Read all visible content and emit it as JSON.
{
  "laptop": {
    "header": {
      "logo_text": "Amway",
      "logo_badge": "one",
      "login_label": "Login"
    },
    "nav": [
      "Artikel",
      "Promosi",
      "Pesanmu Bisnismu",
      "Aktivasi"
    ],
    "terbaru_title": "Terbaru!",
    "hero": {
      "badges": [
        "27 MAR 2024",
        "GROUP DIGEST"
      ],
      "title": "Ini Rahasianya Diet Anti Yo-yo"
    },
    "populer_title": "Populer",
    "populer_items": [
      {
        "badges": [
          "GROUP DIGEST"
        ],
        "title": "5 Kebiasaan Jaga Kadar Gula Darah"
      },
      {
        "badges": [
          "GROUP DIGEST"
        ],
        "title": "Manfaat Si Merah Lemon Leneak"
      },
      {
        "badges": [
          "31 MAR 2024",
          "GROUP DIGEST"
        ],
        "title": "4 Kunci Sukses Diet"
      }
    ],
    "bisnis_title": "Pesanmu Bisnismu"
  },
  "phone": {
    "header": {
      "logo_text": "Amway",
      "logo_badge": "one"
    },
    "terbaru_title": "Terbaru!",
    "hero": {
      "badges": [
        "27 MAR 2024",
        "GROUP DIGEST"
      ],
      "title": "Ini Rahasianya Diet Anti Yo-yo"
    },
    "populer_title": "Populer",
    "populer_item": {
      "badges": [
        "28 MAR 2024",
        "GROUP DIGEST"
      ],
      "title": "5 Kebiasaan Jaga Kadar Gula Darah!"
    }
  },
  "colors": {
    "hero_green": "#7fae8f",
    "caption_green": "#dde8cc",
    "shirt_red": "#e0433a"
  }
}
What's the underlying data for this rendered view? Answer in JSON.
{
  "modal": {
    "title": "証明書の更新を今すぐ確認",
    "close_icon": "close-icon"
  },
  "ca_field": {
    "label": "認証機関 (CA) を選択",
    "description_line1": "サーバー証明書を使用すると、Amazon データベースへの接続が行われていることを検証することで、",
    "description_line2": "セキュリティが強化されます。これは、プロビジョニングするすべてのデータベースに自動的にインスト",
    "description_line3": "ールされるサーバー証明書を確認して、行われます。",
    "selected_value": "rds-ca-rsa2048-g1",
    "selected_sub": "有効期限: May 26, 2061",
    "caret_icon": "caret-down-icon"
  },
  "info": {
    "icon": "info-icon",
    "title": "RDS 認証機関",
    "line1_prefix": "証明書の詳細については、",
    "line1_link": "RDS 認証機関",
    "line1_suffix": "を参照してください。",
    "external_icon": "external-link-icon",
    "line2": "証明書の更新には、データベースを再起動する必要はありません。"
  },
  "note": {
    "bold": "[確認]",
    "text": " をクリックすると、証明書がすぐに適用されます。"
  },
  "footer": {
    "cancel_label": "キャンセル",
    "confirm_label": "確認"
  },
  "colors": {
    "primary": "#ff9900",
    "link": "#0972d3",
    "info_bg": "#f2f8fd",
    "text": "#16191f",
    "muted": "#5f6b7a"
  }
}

*Work to be completed:* Copy each record from above exactly, and include every line.

*Answer below:*
Read all visible content and emit it as JSON.
{
  "laptop": {
    "header": {
      "logo_text": "Amway",
      "logo_badge": "one",
      "login_label": "Login"
    },
    "nav": [
      "Artikel",
      "Promosi",
      "Pesanmu Bisnismu",
      "Aktivasi"
    ],
    "terbaru_title": "Terbaru!",
    "hero": {
      "badges": [
        "27 MAR 2024",
        "GROUP DIGEST"
      ],
      "title": "Ini Rahasianya Diet Anti Yo-yo"
    },
    "populer_title": "Populer",
    "populer_items": [
      {
        "badges": [
          "GROUP DIGEST"
        ],
        "title": "5 Kebiasaan Jaga Kadar Gula Darah"
      },
      {
        "badges": [
          "GROUP DIGEST"
        ],
        "title": "Manfaat Si Merah Lemon Leneak"
      },
      {
        "badges": [
          "31 MAR 2024",
          "GROUP DIGEST"
        ],
        "title": "4 Kunci Sukses Diet"
      }
    ],
    "bisnis_title": "Pesanmu Bisnismu"
  },
  "phone": {
    "header": {
      "logo_text": "Amway",
      "logo_badge": "one"
    },
    "terbaru_title": "Terbaru!",
    "hero": {
      "badges": [
        "27 MAR 2024",
        "GROUP DIGEST"
      ],
      "title": "Ini Rahasianya Diet Anti Yo-yo"
    },
    "populer_title": "Populer",
    "populer_item": {
      "badges": [
        "28 MAR 2024",
        "GROUP DIGEST"
      ],
      "title": "5 Kebiasaan Jaga Kadar Gula Darah!"
    }
  },
  "colors": {
    "hero_green": "#7fae8f",
    "caption_green": "#dde8cc",
    "shirt_red": "#e0433a"
  }
}
What's the underlying data for this rendered view? Answer in JSON.
{
  "modal": {
    "title": "証明書の更新を今すぐ確認",
    "close_icon": "close-icon"
  },
  "ca_field": {
    "label": "認証機関 (CA) を選択",
    "description_line1": "サーバー証明書を使用すると、Amazon データベースへの接続が行われていることを検証することで、",
    "description_line2": "セキュリティが強化されます。これは、プロビジョニングするすべてのデータベースに自動的にインスト",
    "description_line3": "ールされるサーバー証明書を確認して、行われます。",
    "selected_value": "rds-ca-rsa2048-g1",
    "selected_sub": "有効期限: May 26, 2061",
    "caret_icon": "caret-down-icon"
  },
  "info": {
    "icon": "info-icon",
    "title": "RDS 認証機関",
    "line1_prefix": "証明書の詳細については、",
    "line1_link": "RDS 認証機関",
    "line1_suffix": "を参照してください。",
    "external_icon": "external-link-icon",
    "line2": "証明書の更新には、データベースを再起動する必要はありません。"
  },
  "note": {
    "bold": "[確認]",
    "text": " をクリックすると、証明書がすぐに適用されます。"
  },
  "footer": {
    "cancel_label": "キャンセル",
    "confirm_label": "確認"
  },
  "colors": {
    "primary": "#ff9900",
    "link": "#0972d3",
    "info_bg": "#f2f8fd",
    "text": "#16191f",
    "muted": "#5f6b7a"
  }
}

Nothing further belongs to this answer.